----- Source data -----

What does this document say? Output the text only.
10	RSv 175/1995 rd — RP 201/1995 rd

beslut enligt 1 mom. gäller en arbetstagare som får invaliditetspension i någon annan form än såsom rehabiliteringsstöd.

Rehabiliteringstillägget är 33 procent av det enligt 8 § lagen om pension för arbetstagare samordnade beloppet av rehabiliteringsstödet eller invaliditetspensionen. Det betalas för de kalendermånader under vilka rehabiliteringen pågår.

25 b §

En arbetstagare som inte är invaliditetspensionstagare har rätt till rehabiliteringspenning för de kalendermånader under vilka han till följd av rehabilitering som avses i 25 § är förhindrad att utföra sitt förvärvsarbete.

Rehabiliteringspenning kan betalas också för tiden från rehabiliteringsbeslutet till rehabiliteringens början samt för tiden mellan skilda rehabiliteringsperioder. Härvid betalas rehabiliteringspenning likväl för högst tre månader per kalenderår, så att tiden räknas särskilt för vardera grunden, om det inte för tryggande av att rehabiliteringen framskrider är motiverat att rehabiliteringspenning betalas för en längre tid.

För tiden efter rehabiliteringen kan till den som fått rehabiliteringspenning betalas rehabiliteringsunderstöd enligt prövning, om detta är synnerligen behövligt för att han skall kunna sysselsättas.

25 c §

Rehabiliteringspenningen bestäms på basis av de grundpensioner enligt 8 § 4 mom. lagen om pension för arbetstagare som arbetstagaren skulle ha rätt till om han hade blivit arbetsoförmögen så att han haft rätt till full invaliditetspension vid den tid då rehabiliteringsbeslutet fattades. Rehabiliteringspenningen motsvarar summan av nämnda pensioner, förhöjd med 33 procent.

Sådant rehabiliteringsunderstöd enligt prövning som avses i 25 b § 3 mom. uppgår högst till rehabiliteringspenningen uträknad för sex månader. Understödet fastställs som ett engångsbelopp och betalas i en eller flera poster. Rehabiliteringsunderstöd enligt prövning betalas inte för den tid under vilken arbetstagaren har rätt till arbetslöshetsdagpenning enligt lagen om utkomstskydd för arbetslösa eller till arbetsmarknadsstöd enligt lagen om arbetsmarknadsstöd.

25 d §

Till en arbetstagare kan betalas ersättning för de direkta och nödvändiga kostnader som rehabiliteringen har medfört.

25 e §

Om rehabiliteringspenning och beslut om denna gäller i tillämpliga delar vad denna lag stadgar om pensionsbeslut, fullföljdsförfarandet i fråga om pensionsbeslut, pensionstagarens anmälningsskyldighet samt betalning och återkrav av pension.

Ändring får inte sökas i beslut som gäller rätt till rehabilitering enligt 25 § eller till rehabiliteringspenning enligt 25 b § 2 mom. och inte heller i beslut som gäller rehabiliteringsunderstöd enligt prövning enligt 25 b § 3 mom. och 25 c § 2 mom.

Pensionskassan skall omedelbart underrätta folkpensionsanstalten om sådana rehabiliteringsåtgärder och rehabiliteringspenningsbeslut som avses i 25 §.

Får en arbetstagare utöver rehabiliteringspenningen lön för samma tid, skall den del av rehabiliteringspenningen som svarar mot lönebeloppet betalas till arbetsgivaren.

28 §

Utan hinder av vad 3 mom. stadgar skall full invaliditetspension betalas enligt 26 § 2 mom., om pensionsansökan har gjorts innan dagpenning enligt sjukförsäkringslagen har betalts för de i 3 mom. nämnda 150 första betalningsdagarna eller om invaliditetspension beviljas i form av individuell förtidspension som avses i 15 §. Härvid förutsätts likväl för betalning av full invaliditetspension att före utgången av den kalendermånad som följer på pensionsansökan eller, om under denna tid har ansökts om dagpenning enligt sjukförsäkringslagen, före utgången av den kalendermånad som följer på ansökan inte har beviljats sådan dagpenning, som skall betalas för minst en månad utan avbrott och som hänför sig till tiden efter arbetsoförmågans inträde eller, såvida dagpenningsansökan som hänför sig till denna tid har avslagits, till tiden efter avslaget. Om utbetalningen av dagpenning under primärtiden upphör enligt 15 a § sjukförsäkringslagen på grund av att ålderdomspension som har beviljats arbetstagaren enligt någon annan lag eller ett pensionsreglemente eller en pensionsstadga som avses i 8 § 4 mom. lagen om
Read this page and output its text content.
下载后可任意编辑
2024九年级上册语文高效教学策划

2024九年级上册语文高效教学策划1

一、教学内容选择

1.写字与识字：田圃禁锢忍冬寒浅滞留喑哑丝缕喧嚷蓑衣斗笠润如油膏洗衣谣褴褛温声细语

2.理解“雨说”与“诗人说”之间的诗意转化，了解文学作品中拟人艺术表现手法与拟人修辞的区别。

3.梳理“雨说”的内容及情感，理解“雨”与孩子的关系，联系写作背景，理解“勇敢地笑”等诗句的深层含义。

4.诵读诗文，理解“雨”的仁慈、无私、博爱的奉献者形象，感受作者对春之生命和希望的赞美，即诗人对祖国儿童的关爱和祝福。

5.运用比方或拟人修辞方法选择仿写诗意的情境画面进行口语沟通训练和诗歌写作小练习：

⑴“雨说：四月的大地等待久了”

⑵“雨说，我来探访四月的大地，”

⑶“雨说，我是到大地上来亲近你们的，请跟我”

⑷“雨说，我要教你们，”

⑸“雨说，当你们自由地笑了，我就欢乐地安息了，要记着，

-----

■ **Given task**
Copy out every entry again, exactly as it was given.

■ **Solved problem**
What does this document say? Output the text only.
10	RSv 175/1995 rd — RP 201/1995 rd

beslut enligt 1 mom. gäller en arbetstagare som får invaliditetspension i någon annan form än såsom rehabiliteringsstöd.

Rehabiliteringstillägget är 33 procent av det enligt 8 § lagen om pension för arbetstagare samordnade beloppet av rehabiliteringsstödet eller invaliditetspensionen. Det betalas för de kalendermånader under vilka rehabiliteringen pågår.

25 b §

En arbetstagare som inte är invaliditetspensionstagare har rätt till rehabiliteringspenning för de kalendermånader under vilka han till följd av rehabilitering som avses i 25 § är förhindrad att utföra sitt förvärvsarbete.

Rehabiliteringspenning kan betalas också för tiden från rehabiliteringsbeslutet till rehabiliteringens början samt för tiden mellan skilda rehabiliteringsperioder. Härvid betalas rehabiliteringspenning likväl för högst tre månader per kalenderår, så att tiden räknas särskilt för vardera grunden, om det inte för tryggande av att rehabiliteringen framskrider är motiverat att rehabiliteringspenning betalas för en längre tid.

För tiden efter rehabiliteringen kan till den som fått rehabiliteringspenning betalas rehabiliteringsunderstöd enligt prövning, om detta är synnerligen behövligt för att han skall kunna sysselsättas.

25 c §

Rehabiliteringspenningen bestäms på basis av de grundpensioner enligt 8 § 4 mom. lagen om pension för arbetstagare som arbetstagaren skulle ha rätt till om han hade blivit arbetsoförmögen så att han haft rätt till full invaliditetspension vid den tid då rehabiliteringsbeslutet fattades. Rehabiliteringspenningen motsvarar summan av nämnda pensioner, förhöjd med 33 procent.

Sådant rehabiliteringsunderstöd enligt prövning som avses i 25 b § 3 mom. uppgår högst till rehabiliteringspenningen uträknad för sex månader. Understödet fastställs som ett engångsbelopp och betalas i en eller flera poster. Rehabiliteringsunderstöd enligt prövning betalas inte för den tid under vilken arbetstagaren har rätt till arbetslöshetsdagpenning enligt lagen om utkomstskydd för arbetslösa eller till arbetsmarknadsstöd enligt lagen om arbetsmarknadsstöd.

25 d §

Till en arbetstagare kan betalas ersättning för de direkta och nödvändiga kostnader som rehabiliteringen har medfört.

25 e §

Om rehabiliteringspenning och beslut om denna gäller i tillämpliga delar vad denna lag stadgar om pensionsbeslut, fullföljdsförfarandet i fråga om pensionsbeslut, pensionstagarens anmälningsskyldighet samt betalning och återkrav av pension.

Ändring får inte sökas i beslut som gäller rätt till rehabilitering enligt 25 § eller till rehabiliteringspenning enligt 25 b § 2 mom. och inte heller i beslut som gäller rehabiliteringsunderstöd enligt prövning enligt 25 b § 3 mom. och 25 c § 2 mom.

Pensionskassan skall omedelbart underrätta folkpensionsanstalten om sådana rehabiliteringsåtgärder och rehabiliteringspenningsbeslut som avses i 25 §.

Får en arbetstagare utöver rehabiliteringspenningen lön för samma tid, skall den del av rehabiliteringspenningen som svarar mot lönebeloppet betalas till arbetsgivaren.

28 §

Utan hinder av vad 3 mom. stadgar skall full invaliditetspension betalas enligt 26 § 2 mom., om pensionsansökan har gjorts innan dagpenning enligt sjukförsäkringslagen har betalts för de i 3 mom. nämnda 150 första betalningsdagarna eller om invaliditetspension beviljas i form av individuell förtidspension som avses i 15 §. Härvid förutsätts likväl för betalning av full invaliditetspension att före utgången av den kalendermånad som följer på pensionsansökan eller, om under denna tid har ansökts om dagpenning enligt sjukförsäkringslagen, före utgången av den kalendermånad som följer på ansökan inte har beviljats sådan dagpenning, som skall betalas för minst en månad utan avbrott och som hänför sig till tiden efter arbetsoförmågans inträde eller, såvida dagpenningsansökan som hänför sig till denna tid har avslagits, till tiden efter avslaget. Om utbetalningen av dagpenning under primärtiden upphör enligt 15 a § sjukförsäkringslagen på grund av att ålderdomspension som har beviljats arbetstagaren enligt någon annan lag eller ett pensionsreglemente eller en pensionsstadga som avses i 8 § 4 mom. lagen om
Read this page and output its text content.
下载后可任意编辑
2024九年级上册语文高效教学策划

2024九年级上册语文高效教学策划1

一、教学内容选择

1.写字与识字：田圃禁锢忍冬寒浅滞留喑哑丝缕喧嚷蓑衣斗笠润如油膏洗衣谣褴褛温声细语

2.理解“雨说”与“诗人说”之间的诗意转化，了解文学作品中拟人艺术表现手法与拟人修辞的区别。

3.梳理“雨说”的内容及情感，理解“雨”与孩子的关系，联系写作背景，理解“勇敢地笑”等诗句的深层含义。

4.诵读诗文，理解“雨”的仁慈、无私、博爱的奉献者形象，感受作者对春之生命和希望的赞美，即诗人对祖国儿童的关爱和祝福。

5.运用比方或拟人修辞方法选择仿写诗意的情境画面进行口语沟通训练和诗歌写作小练习：

⑴“雨说：四月的大地等待久了”

⑵“雨说，我来探访四月的大地，”

⑶“雨说，我是到大地上来亲近你们的，请跟我”

⑷“雨说，我要教你们，”

⑸“雨说，当你们自由地笑了，我就欢乐地安息了，要记着，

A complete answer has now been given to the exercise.